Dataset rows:
▼
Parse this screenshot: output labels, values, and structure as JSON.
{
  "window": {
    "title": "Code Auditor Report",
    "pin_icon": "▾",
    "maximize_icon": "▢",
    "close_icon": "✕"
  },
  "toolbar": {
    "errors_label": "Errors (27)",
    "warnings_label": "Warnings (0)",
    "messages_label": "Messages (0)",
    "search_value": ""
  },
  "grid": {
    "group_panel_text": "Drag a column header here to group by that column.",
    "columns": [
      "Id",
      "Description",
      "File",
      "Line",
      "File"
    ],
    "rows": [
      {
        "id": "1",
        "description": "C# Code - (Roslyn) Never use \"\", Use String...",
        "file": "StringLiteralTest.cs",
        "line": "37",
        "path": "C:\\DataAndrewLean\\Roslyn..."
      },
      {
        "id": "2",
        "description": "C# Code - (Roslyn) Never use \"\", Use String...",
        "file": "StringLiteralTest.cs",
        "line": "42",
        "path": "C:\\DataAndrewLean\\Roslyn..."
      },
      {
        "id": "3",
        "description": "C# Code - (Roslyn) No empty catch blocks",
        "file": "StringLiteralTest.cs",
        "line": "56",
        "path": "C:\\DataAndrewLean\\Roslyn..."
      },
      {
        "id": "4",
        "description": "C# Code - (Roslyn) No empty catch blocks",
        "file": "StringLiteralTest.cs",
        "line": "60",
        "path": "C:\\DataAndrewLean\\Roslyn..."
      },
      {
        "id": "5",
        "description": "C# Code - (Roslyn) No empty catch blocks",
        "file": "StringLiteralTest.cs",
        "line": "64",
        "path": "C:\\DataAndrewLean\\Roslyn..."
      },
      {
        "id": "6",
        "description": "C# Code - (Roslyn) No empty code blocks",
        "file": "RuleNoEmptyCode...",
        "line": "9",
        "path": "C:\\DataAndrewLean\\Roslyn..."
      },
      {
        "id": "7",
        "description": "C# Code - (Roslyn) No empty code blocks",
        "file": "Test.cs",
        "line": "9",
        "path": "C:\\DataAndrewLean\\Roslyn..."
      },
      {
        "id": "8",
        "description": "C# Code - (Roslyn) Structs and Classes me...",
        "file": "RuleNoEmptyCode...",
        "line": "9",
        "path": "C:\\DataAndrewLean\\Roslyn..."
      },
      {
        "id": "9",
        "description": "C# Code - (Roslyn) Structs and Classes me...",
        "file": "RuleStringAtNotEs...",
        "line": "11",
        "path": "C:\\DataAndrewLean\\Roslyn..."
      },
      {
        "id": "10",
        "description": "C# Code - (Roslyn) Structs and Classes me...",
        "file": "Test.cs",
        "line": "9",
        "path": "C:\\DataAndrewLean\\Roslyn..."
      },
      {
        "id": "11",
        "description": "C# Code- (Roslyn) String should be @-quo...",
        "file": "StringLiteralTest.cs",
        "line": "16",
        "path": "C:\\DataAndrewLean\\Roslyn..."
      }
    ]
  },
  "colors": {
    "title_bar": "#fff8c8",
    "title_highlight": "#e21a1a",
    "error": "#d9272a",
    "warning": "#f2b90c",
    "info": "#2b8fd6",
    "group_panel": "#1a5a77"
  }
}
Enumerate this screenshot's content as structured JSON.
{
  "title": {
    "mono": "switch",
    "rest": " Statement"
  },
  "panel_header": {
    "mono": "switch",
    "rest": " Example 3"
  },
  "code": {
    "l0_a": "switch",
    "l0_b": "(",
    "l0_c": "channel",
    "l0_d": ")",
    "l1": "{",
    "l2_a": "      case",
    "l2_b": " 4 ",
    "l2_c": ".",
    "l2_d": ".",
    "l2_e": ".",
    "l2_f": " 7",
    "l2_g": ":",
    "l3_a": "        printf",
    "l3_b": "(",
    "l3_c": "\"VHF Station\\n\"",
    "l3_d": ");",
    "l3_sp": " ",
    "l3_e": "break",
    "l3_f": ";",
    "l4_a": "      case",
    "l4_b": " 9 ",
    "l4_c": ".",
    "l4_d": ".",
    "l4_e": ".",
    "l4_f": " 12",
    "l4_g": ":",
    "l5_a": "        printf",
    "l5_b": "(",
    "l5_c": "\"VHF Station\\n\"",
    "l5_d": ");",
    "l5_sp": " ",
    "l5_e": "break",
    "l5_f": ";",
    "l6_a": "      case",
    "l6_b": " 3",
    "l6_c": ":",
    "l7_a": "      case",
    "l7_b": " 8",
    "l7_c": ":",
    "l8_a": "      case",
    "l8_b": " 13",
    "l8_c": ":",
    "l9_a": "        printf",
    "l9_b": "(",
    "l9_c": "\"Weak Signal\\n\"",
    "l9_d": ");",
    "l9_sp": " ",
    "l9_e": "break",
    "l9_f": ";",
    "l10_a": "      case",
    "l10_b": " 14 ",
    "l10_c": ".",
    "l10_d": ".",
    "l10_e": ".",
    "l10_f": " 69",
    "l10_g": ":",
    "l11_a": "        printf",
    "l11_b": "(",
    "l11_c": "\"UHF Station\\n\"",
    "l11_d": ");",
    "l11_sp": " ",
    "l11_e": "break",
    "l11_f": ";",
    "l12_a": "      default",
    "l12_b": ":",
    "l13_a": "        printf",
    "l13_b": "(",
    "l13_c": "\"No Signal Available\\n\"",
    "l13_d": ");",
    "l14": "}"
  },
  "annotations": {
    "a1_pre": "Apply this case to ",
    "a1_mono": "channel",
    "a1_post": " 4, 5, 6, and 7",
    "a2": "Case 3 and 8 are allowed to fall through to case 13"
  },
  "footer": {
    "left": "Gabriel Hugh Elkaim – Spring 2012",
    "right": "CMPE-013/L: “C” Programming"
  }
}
▲
**WORK TO DO:**
Please restate the whole listing word for word.

**REPLY TO THE EXERCISE:**
Parse this screenshot: output labels, values, and structure as JSON.
{
  "window": {
    "title": "Code Auditor Report",
    "pin_icon": "▾",
    "maximize_icon": "▢",
    "close_icon": "✕"
  },
  "toolbar": {
    "errors_label": "Errors (27)",
    "warnings_label": "Warnings (0)",
    "messages_label": "Messages (0)",
    "search_value": ""
  },
  "grid": {
    "group_panel_text": "Drag a column header here to group by that column.",
    "columns": [
      "Id",
      "Description",
      "File",
      "Line",
      "File"
    ],
    "rows": [
      {
        "id": "1",
        "description": "C# Code - (Roslyn) Never use \"\", Use String...",
        "file": "StringLiteralTest.cs",
        "line": "37",
        "path": "C:\\DataAndrewLean\\Roslyn..."
      },
      {
        "id": "2",
        "description": "C# Code - (Roslyn) Never use \"\", Use String...",
        "file": "StringLiteralTest.cs",
        "line": "42",
        "path": "C:\\DataAndrewLean\\Roslyn..."
      },
      {
        "id": "3",
        "description": "C# Code - (Roslyn) No empty catch blocks",
        "file": "StringLiteralTest.cs",
        "line": "56",
        "path": "C:\\DataAndrewLean\\Roslyn..."
      },
      {
        "id": "4",
        "description": "C# Code - (Roslyn) No empty catch blocks",
        "file": "StringLiteralTest.cs",
        "line": "60",
        "path": "C:\\DataAndrewLean\\Roslyn..."
      },
      {
        "id": "5",
        "description": "C# Code - (Roslyn) No empty catch blocks",
        "file": "StringLiteralTest.cs",
        "line": "64",
        "path": "C:\\DataAndrewLean\\Roslyn..."
      },
      {
        "id": "6",
        "description": "C# Code - (Roslyn) No empty code blocks",
        "file": "RuleNoEmptyCode...",
        "line": "9",
        "path": "C:\\DataAndrewLean\\Roslyn..."
      },
      {
        "id": "7",
        "description": "C# Code - (Roslyn) No empty code blocks",
        "file": "Test.cs",
        "line": "9",
        "path": "C:\\DataAndrewLean\\Roslyn..."
      },
      {
        "id": "8",
        "description": "C# Code - (Roslyn) Structs and Classes me...",
        "file": "RuleNoEmptyCode...",
        "line": "9",
        "path": "C:\\DataAndrewLean\\Roslyn..."
      },
      {
        "id": "9",
        "description": "C# Code - (Roslyn) Structs and Classes me...",
        "file": "RuleStringAtNotEs...",
        "line": "11",
        "path": "C:\\DataAndrewLean\\Roslyn..."
      },
      {
        "id": "10",
        "description": "C# Code - (Roslyn) Structs and Classes me...",
        "file": "Test.cs",
        "line": "9",
        "path": "C:\\DataAndrewLean\\Roslyn..."
      },
      {
        "id": "11",
        "description": "C# Code- (Roslyn) String should be @-quo...",
        "file": "StringLiteralTest.cs",
        "line": "16",
        "path": "C:\\DataAndrewLean\\Roslyn..."
      }
    ]
  },
  "colors": {
    "title_bar": "#fff8c8",
    "title_highlight": "#e21a1a",
    "error": "#d9272a",
    "warning": "#f2b90c",
    "info": "#2b8fd6",
    "group_panel": "#1a5a77"
  }
}
Enumerate this screenshot's content as structured JSON.
{
  "title": {
    "mono": "switch",
    "rest": " Statement"
  },
  "panel_header": {
    "mono": "switch",
    "rest": " Example 3"
  },
  "code": {
    "l0_a": "switch",
    "l0_b": "(",
    "l0_c": "channel",
    "l0_d": ")",
    "l1": "{",
    "l2_a": "      case",
    "l2_b": " 4 ",
    "l2_c": ".",
    "l2_d": ".",
    "l2_e": ".",
    "l2_f": " 7",
    "l2_g": ":",
    "l3_a": "        printf",
    "l3_b": "(",
    "l3_c": "\"VHF Station\\n\"",
    "l3_d": ");",
    "l3_sp": " ",
    "l3_e": "break",
    "l3_f": ";",
    "l4_a": "      case",
    "l4_b": " 9 ",
    "l4_c": ".",
    "l4_d": ".",
    "l4_e": ".",
    "l4_f": " 12",
    "l4_g": ":",
    "l5_a": "        printf",
    "l5_b": "(",
    "l5_c": "\"VHF Station\\n\"",
    "l5_d": ");",
    "l5_sp": " ",
    "l5_e": "break",
    "l5_f": ";",
    "l6_a": "      case",
    "l6_b": " 3",
    "l6_c": ":",
    "l7_a": "      case",
    "l7_b": " 8",
    "l7_c": ":",
    "l8_a": "      case",
    "l8_b": " 13",
    "l8_c": ":",
    "l9_a": "        printf",
    "l9_b": "(",
    "l9_c": "\"Weak Signal\\n\"",
    "l9_d": ");",
    "l9_sp": " ",
    "l9_e": "break",
    "l9_f": ";",
    "l10_a": "      case",
    "l10_b": " 14 ",
    "l10_c": ".",
    "l10_d": ".",
    "l10_e": ".",
    "l10_f": " 69",
    "l10_g": ":",
    "l11_a": "        printf",
    "l11_b": "(",
    "l11_c": "\"UHF Station\\n\"",
    "l11_d": ");",
    "l11_sp": " ",
    "l11_e": "break",
    "l11_f": ";",
    "l12_a": "      default",
    "l12_b": ":",
    "l13_a": "        printf",
    "l13_b": "(",
    "l13_c": "\"No Signal Available\\n\"",
    "l13_d": ");",
    "l14": "}"
  },
  "annotations": {
    "a1_pre": "Apply this case to ",
    "a1_mono": "channel",
    "a1_post": " 4, 5, 6, and 7",
    "a2": "Case 3 and 8 are allowed to fall through to case 13"
  },
  "footer": {
    "left": "Gabriel Hugh Elkaim – Spring 2012",
    "right": "CMPE-013/L: “C” Programming"
  }
}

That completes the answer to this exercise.